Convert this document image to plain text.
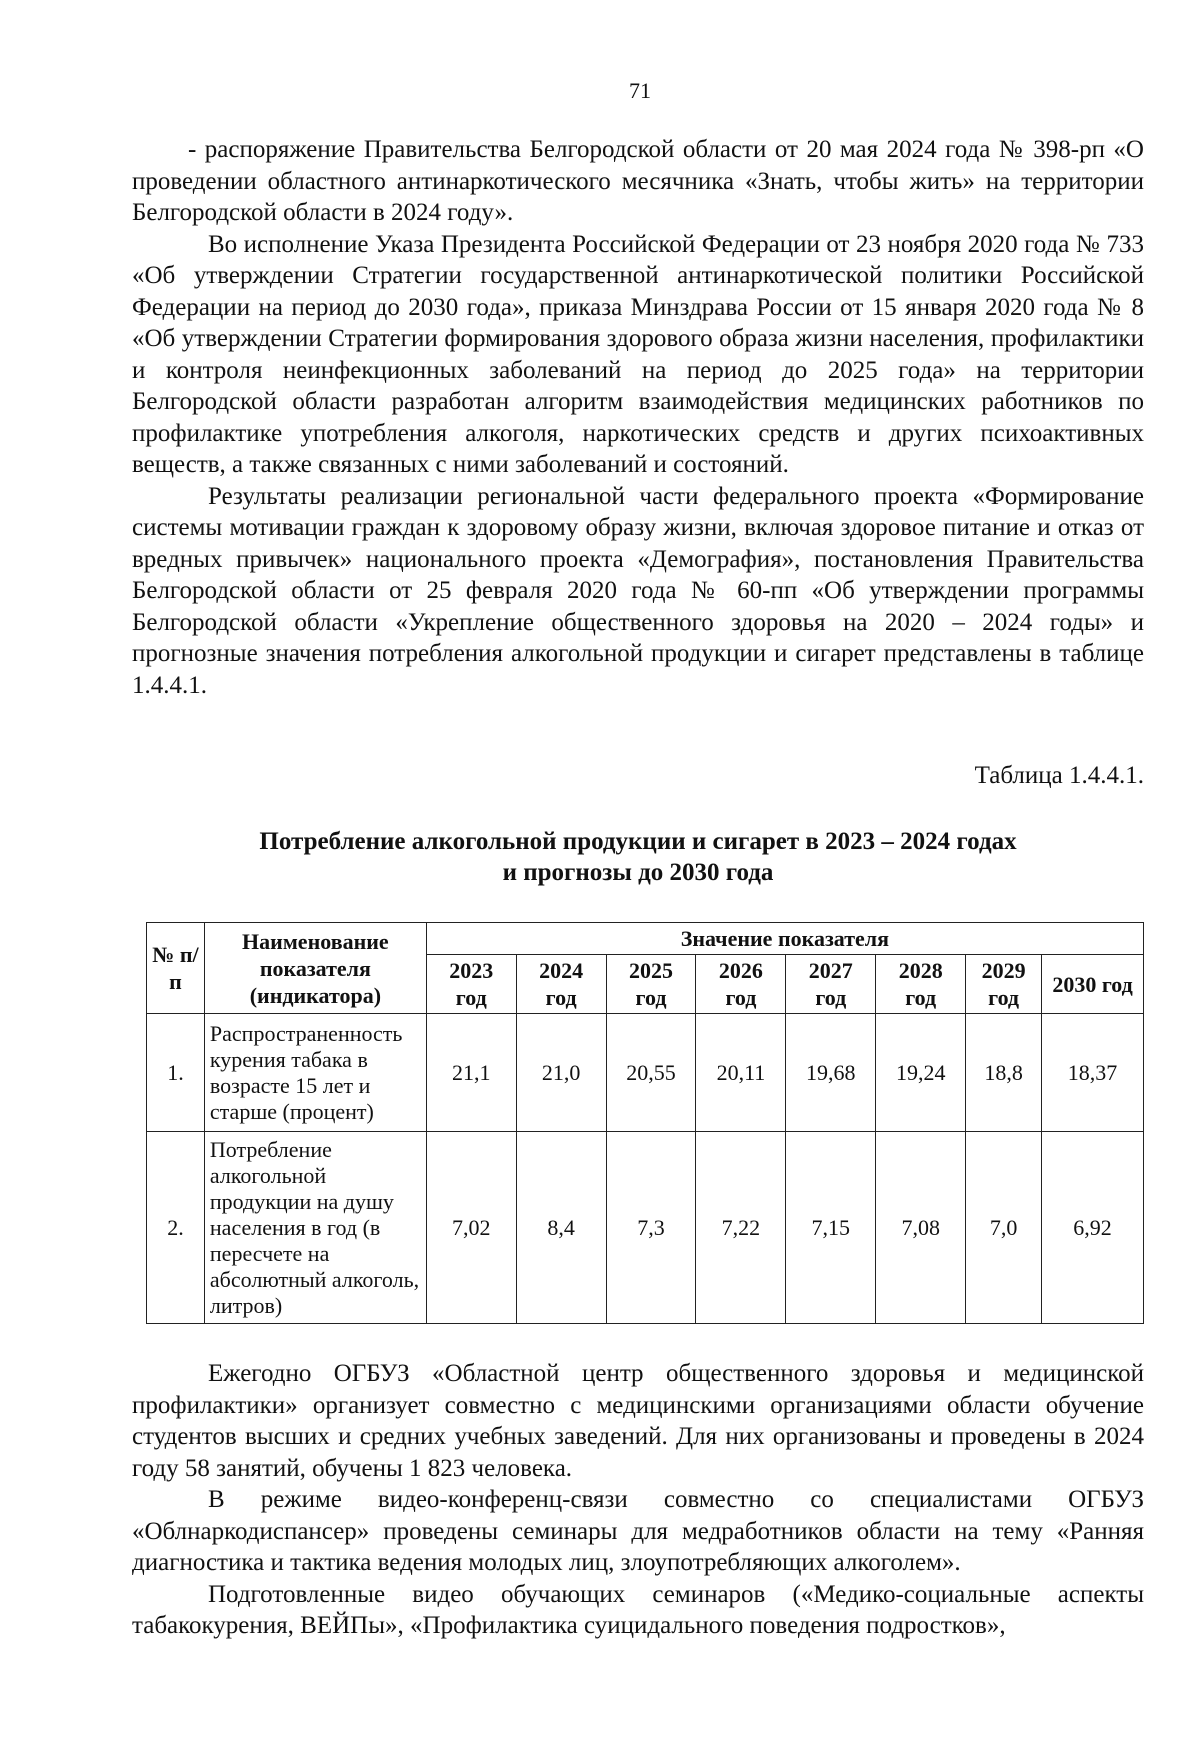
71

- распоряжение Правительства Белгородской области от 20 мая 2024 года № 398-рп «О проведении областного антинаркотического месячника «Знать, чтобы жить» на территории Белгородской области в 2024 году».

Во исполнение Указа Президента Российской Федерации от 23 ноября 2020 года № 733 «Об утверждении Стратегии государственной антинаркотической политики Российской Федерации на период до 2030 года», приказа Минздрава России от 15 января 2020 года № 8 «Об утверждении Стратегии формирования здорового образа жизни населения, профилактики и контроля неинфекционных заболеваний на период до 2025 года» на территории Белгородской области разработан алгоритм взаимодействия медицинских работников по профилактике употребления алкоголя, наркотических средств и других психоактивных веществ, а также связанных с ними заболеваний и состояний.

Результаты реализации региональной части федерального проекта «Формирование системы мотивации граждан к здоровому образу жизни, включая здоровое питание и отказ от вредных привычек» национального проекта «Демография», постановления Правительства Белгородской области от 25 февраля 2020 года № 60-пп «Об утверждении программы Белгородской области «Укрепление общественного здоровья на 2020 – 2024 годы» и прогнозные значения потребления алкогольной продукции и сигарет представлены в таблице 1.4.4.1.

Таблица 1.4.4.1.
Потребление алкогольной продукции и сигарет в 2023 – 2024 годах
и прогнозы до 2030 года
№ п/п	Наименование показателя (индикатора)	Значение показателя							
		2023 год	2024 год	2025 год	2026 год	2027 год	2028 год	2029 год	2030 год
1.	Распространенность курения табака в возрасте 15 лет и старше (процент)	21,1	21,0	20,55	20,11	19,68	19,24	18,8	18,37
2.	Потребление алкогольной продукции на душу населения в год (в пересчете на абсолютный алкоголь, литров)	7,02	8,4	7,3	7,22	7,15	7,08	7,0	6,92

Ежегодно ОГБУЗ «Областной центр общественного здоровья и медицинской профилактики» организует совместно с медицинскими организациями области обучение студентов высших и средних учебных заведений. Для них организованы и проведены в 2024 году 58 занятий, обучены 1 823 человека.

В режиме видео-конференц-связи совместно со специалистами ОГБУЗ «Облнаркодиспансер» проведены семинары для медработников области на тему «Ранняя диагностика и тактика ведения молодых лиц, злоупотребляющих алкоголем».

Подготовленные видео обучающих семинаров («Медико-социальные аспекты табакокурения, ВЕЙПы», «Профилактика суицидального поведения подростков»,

» **What you should do**: Write out the listing above exactly as it stands, pictures excluded.

» **Exercise solution**:
Convert this document image to plain text.
71

- распоряжение Правительства Белгородской области от 20 мая 2024 года № 398-рп «О проведении областного антинаркотического месячника «Знать, чтобы жить» на территории Белгородской области в 2024 году».

Во исполнение Указа Президента Российской Федерации от 23 ноября 2020 года № 733 «Об утверждении Стратегии государственной антинаркотической политики Российской Федерации на период до 2030 года», приказа Минздрава России от 15 января 2020 года № 8 «Об утверждении Стратегии формирования здорового образа жизни населения, профилактики и контроля неинфекционных заболеваний на период до 2025 года» на территории Белгородской области разработан алгоритм взаимодействия медицинских работников по профилактике употребления алкоголя, наркотических средств и других психоактивных веществ, а также связанных с ними заболеваний и состояний.

Результаты реализации региональной части федерального проекта «Формирование системы мотивации граждан к здоровому образу жизни, включая здоровое питание и отказ от вредных привычек» национального проекта «Демография», постановления Правительства Белгородской области от 25 февраля 2020 года № 60-пп «Об утверждении программы Белгородской области «Укрепление общественного здоровья на 2020 – 2024 годы» и прогнозные значения потребления алкогольной продукции и сигарет представлены в таблице 1.4.4.1.

Таблица 1.4.4.1.
Потребление алкогольной продукции и сигарет в 2023 – 2024 годах
и прогнозы до 2030 года
№ п/п	Наименование показателя (индикатора)	Значение показателя							
		2023 год	2024 год	2025 год	2026 год	2027 год	2028 год	2029 год	2030 год
1.	Распространенность курения табака в возрасте 15 лет и старше (процент)	21,1	21,0	20,55	20,11	19,68	19,24	18,8	18,37
2.	Потребление алкогольной продукции на душу населения в год (в пересчете на абсолютный алкоголь, литров)	7,02	8,4	7,3	7,22	7,15	7,08	7,0	6,92

Ежегодно ОГБУЗ «Областной центр общественного здоровья и медицинской профилактики» организует совместно с медицинскими организациями области обучение студентов высших и средних учебных заведений. Для них организованы и проведены в 2024 году 58 занятий, обучены 1 823 человека.

В режиме видео-конференц-связи совместно со специалистами ОГБУЗ «Облнаркодиспансер» проведены семинары для медработников области на тему «Ранняя диагностика и тактика ведения молодых лиц, злоупотребляющих алкоголем».

Подготовленные видео обучающих семинаров («Медико-социальные аспекты табакокурения, ВЕЙПы», «Профилактика суицидального поведения подростков»,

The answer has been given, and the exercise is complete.